**Requirements:** Would you extract the whole listing below and retype it exactly?

**Given records:**
----

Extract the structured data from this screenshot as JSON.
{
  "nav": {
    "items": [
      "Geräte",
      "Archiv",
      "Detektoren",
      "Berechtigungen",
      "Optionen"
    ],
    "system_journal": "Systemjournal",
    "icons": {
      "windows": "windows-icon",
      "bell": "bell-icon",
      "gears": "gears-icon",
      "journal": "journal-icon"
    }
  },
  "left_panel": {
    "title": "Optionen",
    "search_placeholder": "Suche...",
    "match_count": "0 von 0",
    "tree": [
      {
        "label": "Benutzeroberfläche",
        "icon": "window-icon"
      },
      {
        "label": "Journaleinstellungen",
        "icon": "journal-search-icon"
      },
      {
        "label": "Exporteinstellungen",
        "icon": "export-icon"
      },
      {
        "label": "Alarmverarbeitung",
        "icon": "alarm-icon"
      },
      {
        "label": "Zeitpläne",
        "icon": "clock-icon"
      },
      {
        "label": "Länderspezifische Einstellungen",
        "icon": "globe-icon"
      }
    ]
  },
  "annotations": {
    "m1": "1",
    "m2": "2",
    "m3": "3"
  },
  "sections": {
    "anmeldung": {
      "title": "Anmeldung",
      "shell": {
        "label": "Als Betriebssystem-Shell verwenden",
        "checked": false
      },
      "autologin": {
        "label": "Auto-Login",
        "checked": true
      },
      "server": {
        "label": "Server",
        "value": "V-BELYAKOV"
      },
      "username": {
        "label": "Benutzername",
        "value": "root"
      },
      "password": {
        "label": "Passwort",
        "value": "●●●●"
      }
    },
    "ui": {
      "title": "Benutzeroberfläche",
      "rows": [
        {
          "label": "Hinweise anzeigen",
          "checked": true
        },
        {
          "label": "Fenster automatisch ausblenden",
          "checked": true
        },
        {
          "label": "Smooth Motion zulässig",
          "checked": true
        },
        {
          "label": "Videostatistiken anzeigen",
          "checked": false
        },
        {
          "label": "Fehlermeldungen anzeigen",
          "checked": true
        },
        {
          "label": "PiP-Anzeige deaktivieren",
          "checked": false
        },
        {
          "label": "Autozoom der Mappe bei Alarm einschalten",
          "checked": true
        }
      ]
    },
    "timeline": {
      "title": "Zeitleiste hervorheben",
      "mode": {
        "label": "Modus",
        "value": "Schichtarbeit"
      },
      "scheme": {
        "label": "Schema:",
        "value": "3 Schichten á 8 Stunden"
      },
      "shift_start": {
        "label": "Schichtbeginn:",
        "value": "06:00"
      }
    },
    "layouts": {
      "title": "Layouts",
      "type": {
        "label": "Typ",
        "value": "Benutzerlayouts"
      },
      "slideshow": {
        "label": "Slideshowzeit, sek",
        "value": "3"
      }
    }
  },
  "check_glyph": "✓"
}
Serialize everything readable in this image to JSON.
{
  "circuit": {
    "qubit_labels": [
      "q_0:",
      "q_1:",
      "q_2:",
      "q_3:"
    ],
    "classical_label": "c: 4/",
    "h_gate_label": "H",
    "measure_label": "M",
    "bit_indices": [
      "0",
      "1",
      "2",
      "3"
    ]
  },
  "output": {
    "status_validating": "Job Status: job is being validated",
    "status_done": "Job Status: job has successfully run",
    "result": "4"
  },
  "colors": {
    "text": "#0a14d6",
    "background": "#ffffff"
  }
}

----

**Written solution:**
Extract the structured data from this screenshot as JSON.
{
  "nav": {
    "items": [
      "Geräte",
      "Archiv",
      "Detektoren",
      "Berechtigungen",
      "Optionen"
    ],
    "system_journal": "Systemjournal",
    "icons": {
      "windows": "windows-icon",
      "bell": "bell-icon",
      "gears": "gears-icon",
      "journal": "journal-icon"
    }
  },
  "left_panel": {
    "title": "Optionen",
    "search_placeholder": "Suche...",
    "match_count": "0 von 0",
    "tree": [
      {
        "label": "Benutzeroberfläche",
        "icon": "window-icon"
      },
      {
        "label": "Journaleinstellungen",
        "icon": "journal-search-icon"
      },
      {
        "label": "Exporteinstellungen",
        "icon": "export-icon"
      },
      {
        "label": "Alarmverarbeitung",
        "icon": "alarm-icon"
      },
      {
        "label": "Zeitpläne",
        "icon": "clock-icon"
      },
      {
        "label": "Länderspezifische Einstellungen",
        "icon": "globe-icon"
      }
    ]
  },
  "annotations": {
    "m1": "1",
    "m2": "2",
    "m3": "3"
  },
  "sections": {
    "anmeldung": {
      "title": "Anmeldung",
      "shell": {
        "label": "Als Betriebssystem-Shell verwenden",
        "checked": false
      },
      "autologin": {
        "label": "Auto-Login",
        "checked": true
      },
      "server": {
        "label": "Server",
        "value": "V-BELYAKOV"
      },
      "username": {
        "label": "Benutzername",
        "value": "root"
      },
      "password": {
        "label": "Passwort",
        "value": "●●●●"
      }
    },
    "ui": {
      "title": "Benutzeroberfläche",
      "rows": [
        {
          "label": "Hinweise anzeigen",
          "checked": true
        },
        {
          "label": "Fenster automatisch ausblenden",
          "checked": true
        },
        {
          "label": "Smooth Motion zulässig",
          "checked": true
        },
        {
          "label": "Videostatistiken anzeigen",
          "checked": false
        },
        {
          "label": "Fehlermeldungen anzeigen",
          "checked": true
        },
        {
          "label": "PiP-Anzeige deaktivieren",
          "checked": false
        },
        {
          "label": "Autozoom der Mappe bei Alarm einschalten",
          "checked": true
        }
      ]
    },
    "timeline": {
      "title": "Zeitleiste hervorheben",
      "mode": {
        "label": "Modus",
        "value": "Schichtarbeit"
      },
      "scheme": {
        "label": "Schema:",
        "value": "3 Schichten á 8 Stunden"
      },
      "shift_start": {
        "label": "Schichtbeginn:",
        "value": "06:00"
      }
    },
    "layouts": {
      "title": "Layouts",
      "type": {
        "label": "Typ",
        "value": "Benutzerlayouts"
      },
      "slideshow": {
        "label": "Slideshowzeit, sek",
        "value": "3"
      }
    }
  },
  "check_glyph": "✓"
}
Serialize everything readable in this image to JSON.
{
  "circuit": {
    "qubit_labels": [
      "q_0:",
      "q_1:",
      "q_2:",
      "q_3:"
    ],
    "classical_label": "c: 4/",
    "h_gate_label": "H",
    "measure_label": "M",
    "bit_indices": [
      "0",
      "1",
      "2",
      "3"
    ]
  },
  "output": {
    "status_validating": "Job Status: job is being validated",
    "status_done": "Job Status: job has successfully run",
    "result": "4"
  },
  "colors": {
    "text": "#0a14d6",
    "background": "#ffffff"
  }
}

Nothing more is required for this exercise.